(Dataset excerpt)
◇ ◇ ◇ ◇ ◇
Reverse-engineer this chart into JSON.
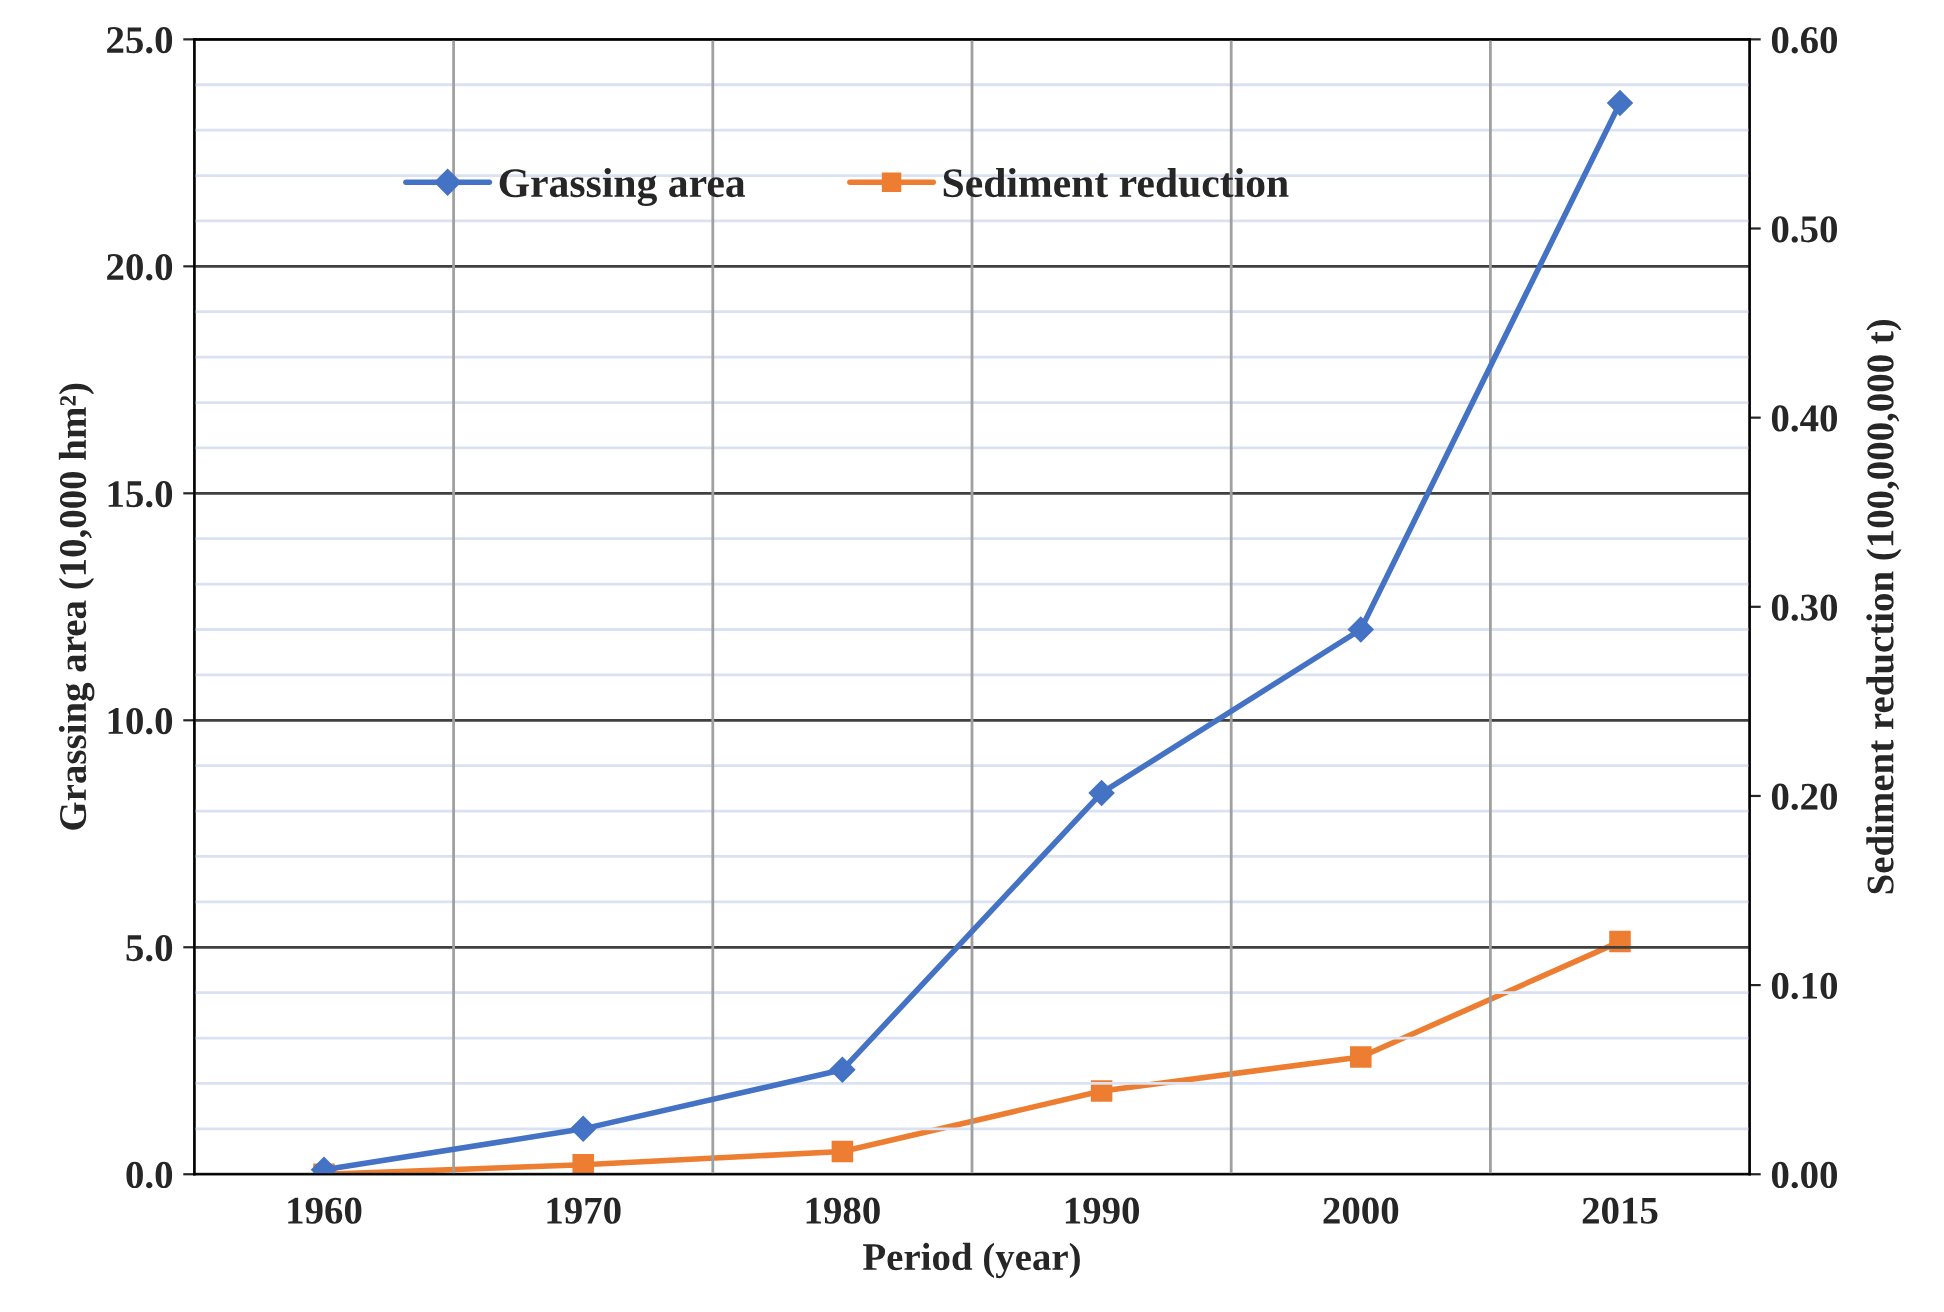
{
  "chart_data": {
    "type": "line",
    "xlabel": "Period (year)",
    "ylabel": "Grassing area (10,000 hm²)",
    "y2label": "Sediment reduction (100,000,000 t)",
    "categories": [
      "1960",
      "1970",
      "1980",
      "1990",
      "2000",
      "2015"
    ],
    "series": [
      {
        "name": "Grassing area",
        "color": "#4472c4",
        "marker": "diamond",
        "values": [
          0.1,
          1.0,
          2.3,
          8.4,
          12.0,
          23.6
        ]
      },
      {
        "name": "Sediment reduction",
        "color": "#ed7d31",
        "marker": "square",
        "axis": "y2",
        "values": [
          0.0,
          0.005,
          0.012,
          0.044,
          0.062,
          0.123
        ]
      }
    ],
    "ylim": [
      0,
      25
    ],
    "yticks": [
      {
        "value": 0,
        "label": "0.0"
      },
      {
        "value": 5,
        "label": "5.0"
      },
      {
        "value": 10,
        "label": "10.0"
      },
      {
        "value": 15,
        "label": "15.0"
      },
      {
        "value": 20,
        "label": "20.0"
      },
      {
        "value": 25,
        "label": "25.0"
      }
    ],
    "y2lim": [
      0,
      0.6
    ],
    "y2ticks": [
      {
        "value": 0,
        "label": "0.00"
      },
      {
        "value": 0.1,
        "label": "0.10"
      },
      {
        "value": 0.2,
        "label": "0.20"
      },
      {
        "value": 0.3,
        "label": "0.30"
      },
      {
        "value": 0.4,
        "label": "0.40"
      },
      {
        "value": 0.5,
        "label": "0.50"
      },
      {
        "value": 0.6,
        "label": "0.60"
      }
    ],
    "grid": true,
    "legend": "top"
  }
}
◇ ◇ ◇ ◇ ◇
§ WHAT TO DO
Using the records above, find and show each line with the string "name".

§ COMPLETE RESPONSE
        "name": "Grassing area",
        "name": "Sediment reduction",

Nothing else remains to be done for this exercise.